▶ EXERCISE REQUIREMENTS
Return the records word for word. Any pictures in them are not part of the copy.

________________________

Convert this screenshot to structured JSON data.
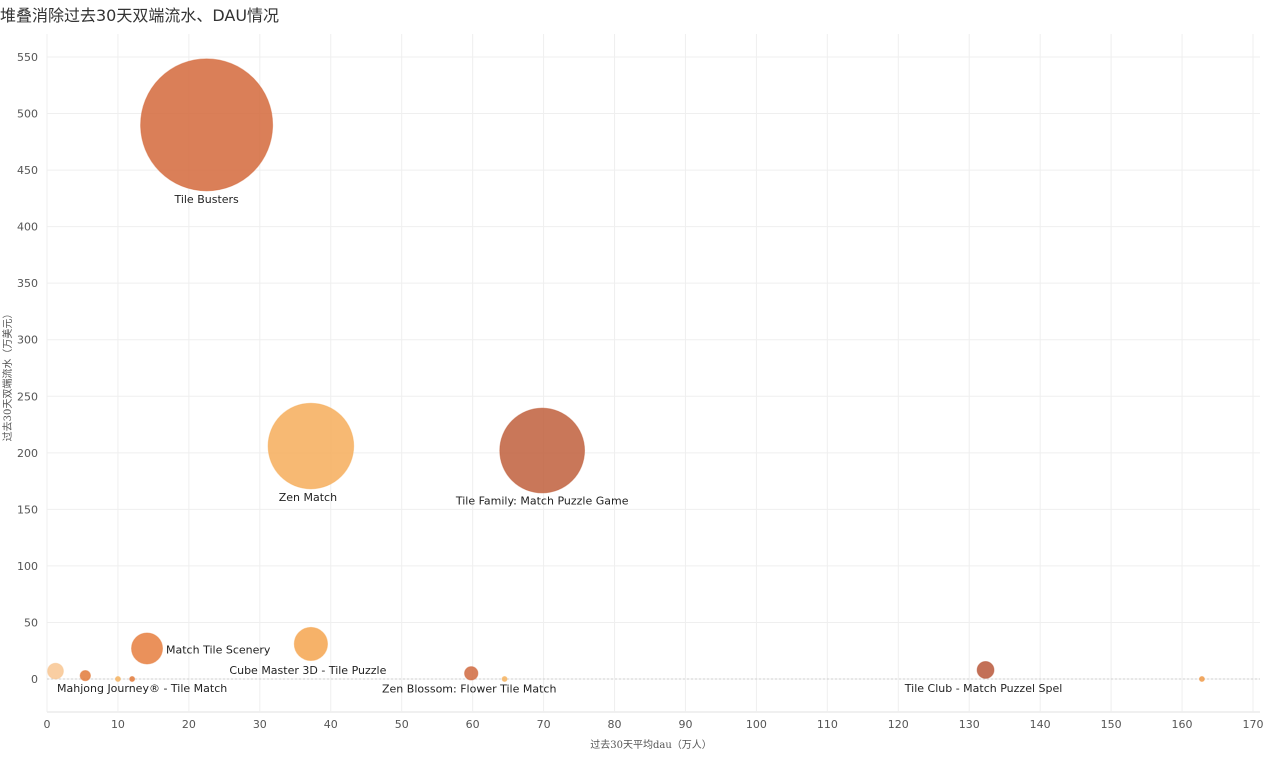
{
  "chart_data": {
    "type": "scatter",
    "title": "堆叠消除过去30天双端流水、DAU情况",
    "xlabel": "过去30天平均dau（万人）",
    "ylabel": "过去30天双端流水（万美元）",
    "xlim": [
      0,
      172
    ],
    "ylim": [
      -30,
      575
    ],
    "xticks": [
      0,
      10,
      20,
      30,
      40,
      50,
      60,
      70,
      80,
      90,
      100,
      110,
      120,
      130,
      140,
      150,
      160,
      170
    ],
    "yticks": [
      0,
      50,
      100,
      150,
      200,
      250,
      300,
      350,
      400,
      450,
      500,
      550
    ],
    "grid": true,
    "points": [
      {
        "name": "Tile Busters",
        "x": 22.5,
        "y": 490,
        "size": 490,
        "color": "#d4693b",
        "label": "Tile Busters"
      },
      {
        "name": "Zen Match",
        "x": 37.2,
        "y": 206,
        "size": 206,
        "color": "#f6ad5a",
        "label": "Zen Match"
      },
      {
        "name": "Tile Family: Match Puzzle Game",
        "x": 69.8,
        "y": 202,
        "size": 202,
        "color": "#c05f3c",
        "label": "Tile Family:  Match Puzzle Game"
      },
      {
        "name": "Match Tile Scenery",
        "x": 14.1,
        "y": 27,
        "size": 27,
        "color": "#e67e3e",
        "label": "Match Tile Scenery"
      },
      {
        "name": "Cube Master 3D - Tile Puzzle",
        "x": 37.2,
        "y": 31,
        "size": 31,
        "color": "#f5a54f",
        "label": "Cube Master 3D - Tile Puzzle"
      },
      {
        "name": "Mahjong Journey® - Tile Match",
        "x": 1.2,
        "y": 7,
        "size": 7,
        "color": "#f8c692",
        "label": "Mahjong Journey® - Tile Match"
      },
      {
        "name": "point-small-1",
        "x": 5.4,
        "y": 3,
        "size": 3,
        "color": "#e27a3a",
        "label": ""
      },
      {
        "name": "point-small-2",
        "x": 10.0,
        "y": 0,
        "size": 0.3,
        "color": "#f6b35f",
        "label": ""
      },
      {
        "name": "point-small-3",
        "x": 12.0,
        "y": 0,
        "size": 0.2,
        "color": "#e27a3a",
        "label": ""
      },
      {
        "name": "Zen Blossom: Flower Tile Match",
        "x": 59.8,
        "y": 5,
        "size": 5,
        "color": "#d06a40",
        "label": "Zen Blossom: Flower Tile Match"
      },
      {
        "name": "point-small-4",
        "x": 64.5,
        "y": 0,
        "size": 0.6,
        "color": "#f6b35f",
        "label": ""
      },
      {
        "name": "Tile Club - Match Puzzel Spel",
        "x": 132.3,
        "y": 8,
        "size": 8,
        "color": "#b8573a",
        "label": "Tile Club - Match Puzzel Spel"
      },
      {
        "name": "point-small-5",
        "x": 162.8,
        "y": 0,
        "size": 0.6,
        "color": "#f09a48",
        "label": ""
      }
    ]
  }
}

________________________

▶ RESULT FOR THIS TASK
Convert this screenshot to structured JSON data.
{
  "chart_data": {
    "type": "scatter",
    "title": "堆叠消除过去30天双端流水、DAU情况",
    "xlabel": "过去30天平均dau（万人）",
    "ylabel": "过去30天双端流水（万美元）",
    "xlim": [
      0,
      172
    ],
    "ylim": [
      -30,
      575
    ],
    "xticks": [
      0,
      10,
      20,
      30,
      40,
      50,
      60,
      70,
      80,
      90,
      100,
      110,
      120,
      130,
      140,
      150,
      160,
      170
    ],
    "yticks": [
      0,
      50,
      100,
      150,
      200,
      250,
      300,
      350,
      400,
      450,
      500,
      550
    ],
    "grid": true,
    "points": [
      {
        "name": "Tile Busters",
        "x": 22.5,
        "y": 490,
        "size": 490,
        "color": "#d4693b",
        "label": "Tile Busters"
      },
      {
        "name": "Zen Match",
        "x": 37.2,
        "y": 206,
        "size": 206,
        "color": "#f6ad5a",
        "label": "Zen Match"
      },
      {
        "name": "Tile Family: Match Puzzle Game",
        "x": 69.8,
        "y": 202,
        "size": 202,
        "color": "#c05f3c",
        "label": "Tile Family:  Match Puzzle Game"
      },
      {
        "name": "Match Tile Scenery",
        "x": 14.1,
        "y": 27,
        "size": 27,
        "color": "#e67e3e",
        "label": "Match Tile Scenery"
      },
      {
        "name": "Cube Master 3D - Tile Puzzle",
        "x": 37.2,
        "y": 31,
        "size": 31,
        "color": "#f5a54f",
        "label": "Cube Master 3D - Tile Puzzle"
      },
      {
        "name": "Mahjong Journey® - Tile Match",
        "x": 1.2,
        "y": 7,
        "size": 7,
        "color": "#f8c692",
        "label": "Mahjong Journey® - Tile Match"
      },
      {
        "name": "point-small-1",
        "x": 5.4,
        "y": 3,
        "size": 3,
        "color": "#e27a3a",
        "label": ""
      },
      {
        "name": "point-small-2",
        "x": 10.0,
        "y": 0,
        "size": 0.3,
        "color": "#f6b35f",
        "label": ""
      },
      {
        "name": "point-small-3",
        "x": 12.0,
        "y": 0,
        "size": 0.2,
        "color": "#e27a3a",
        "label": ""
      },
      {
        "name": "Zen Blossom: Flower Tile Match",
        "x": 59.8,
        "y": 5,
        "size": 5,
        "color": "#d06a40",
        "label": "Zen Blossom: Flower Tile Match"
      },
      {
        "name": "point-small-4",
        "x": 64.5,
        "y": 0,
        "size": 0.6,
        "color": "#f6b35f",
        "label": ""
      },
      {
        "name": "Tile Club - Match Puzzel Spel",
        "x": 132.3,
        "y": 8,
        "size": 8,
        "color": "#b8573a",
        "label": "Tile Club - Match Puzzel Spel"
      },
      {
        "name": "point-small-5",
        "x": 162.8,
        "y": 0,
        "size": 0.6,
        "color": "#f09a48",
        "label": ""
      }
    ]
  }
}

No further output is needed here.